[Records from a dataset]
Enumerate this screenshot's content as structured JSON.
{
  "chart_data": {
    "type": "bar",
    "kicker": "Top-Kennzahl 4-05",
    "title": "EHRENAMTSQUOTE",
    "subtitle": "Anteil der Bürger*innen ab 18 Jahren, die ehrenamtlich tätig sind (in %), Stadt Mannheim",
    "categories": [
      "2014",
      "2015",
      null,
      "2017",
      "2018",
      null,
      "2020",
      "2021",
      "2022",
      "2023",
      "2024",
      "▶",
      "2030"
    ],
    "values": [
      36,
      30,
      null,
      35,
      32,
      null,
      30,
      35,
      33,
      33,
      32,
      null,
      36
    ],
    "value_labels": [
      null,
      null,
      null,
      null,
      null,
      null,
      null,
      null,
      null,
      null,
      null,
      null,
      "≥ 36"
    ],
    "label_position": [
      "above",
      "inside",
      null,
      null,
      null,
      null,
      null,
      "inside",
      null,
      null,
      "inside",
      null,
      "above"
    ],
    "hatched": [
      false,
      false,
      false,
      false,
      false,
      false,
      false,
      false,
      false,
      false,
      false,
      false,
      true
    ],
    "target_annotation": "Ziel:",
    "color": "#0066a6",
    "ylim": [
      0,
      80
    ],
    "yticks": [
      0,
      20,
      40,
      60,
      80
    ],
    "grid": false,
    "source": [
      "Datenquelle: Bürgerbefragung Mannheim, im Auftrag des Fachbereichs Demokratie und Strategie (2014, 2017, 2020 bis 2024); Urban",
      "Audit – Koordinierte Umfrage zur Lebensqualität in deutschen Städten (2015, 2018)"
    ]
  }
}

● **To do**
Using the material above, print every entry exactly as written.

● **Full solution**
Enumerate this screenshot's content as structured JSON.
{
  "chart_data": {
    "type": "bar",
    "kicker": "Top-Kennzahl 4-05",
    "title": "EHRENAMTSQUOTE",
    "subtitle": "Anteil der Bürger*innen ab 18 Jahren, die ehrenamtlich tätig sind (in %), Stadt Mannheim",
    "categories": [
      "2014",
      "2015",
      null,
      "2017",
      "2018",
      null,
      "2020",
      "2021",
      "2022",
      "2023",
      "2024",
      "▶",
      "2030"
    ],
    "values": [
      36,
      30,
      null,
      35,
      32,
      null,
      30,
      35,
      33,
      33,
      32,
      null,
      36
    ],
    "value_labels": [
      null,
      null,
      null,
      null,
      null,
      null,
      null,
      null,
      null,
      null,
      null,
      null,
      "≥ 36"
    ],
    "label_position": [
      "above",
      "inside",
      null,
      null,
      null,
      null,
      null,
      "inside",
      null,
      null,
      "inside",
      null,
      "above"
    ],
    "hatched": [
      false,
      false,
      false,
      false,
      false,
      false,
      false,
      false,
      false,
      false,
      false,
      false,
      true
    ],
    "target_annotation": "Ziel:",
    "color": "#0066a6",
    "ylim": [
      0,
      80
    ],
    "yticks": [
      0,
      20,
      40,
      60,
      80
    ],
    "grid": false,
    "source": [
      "Datenquelle: Bürgerbefragung Mannheim, im Auftrag des Fachbereichs Demokratie und Strategie (2014, 2017, 2020 bis 2024); Urban",
      "Audit – Koordinierte Umfrage zur Lebensqualität in deutschen Städten (2015, 2018)"
    ]
  }
}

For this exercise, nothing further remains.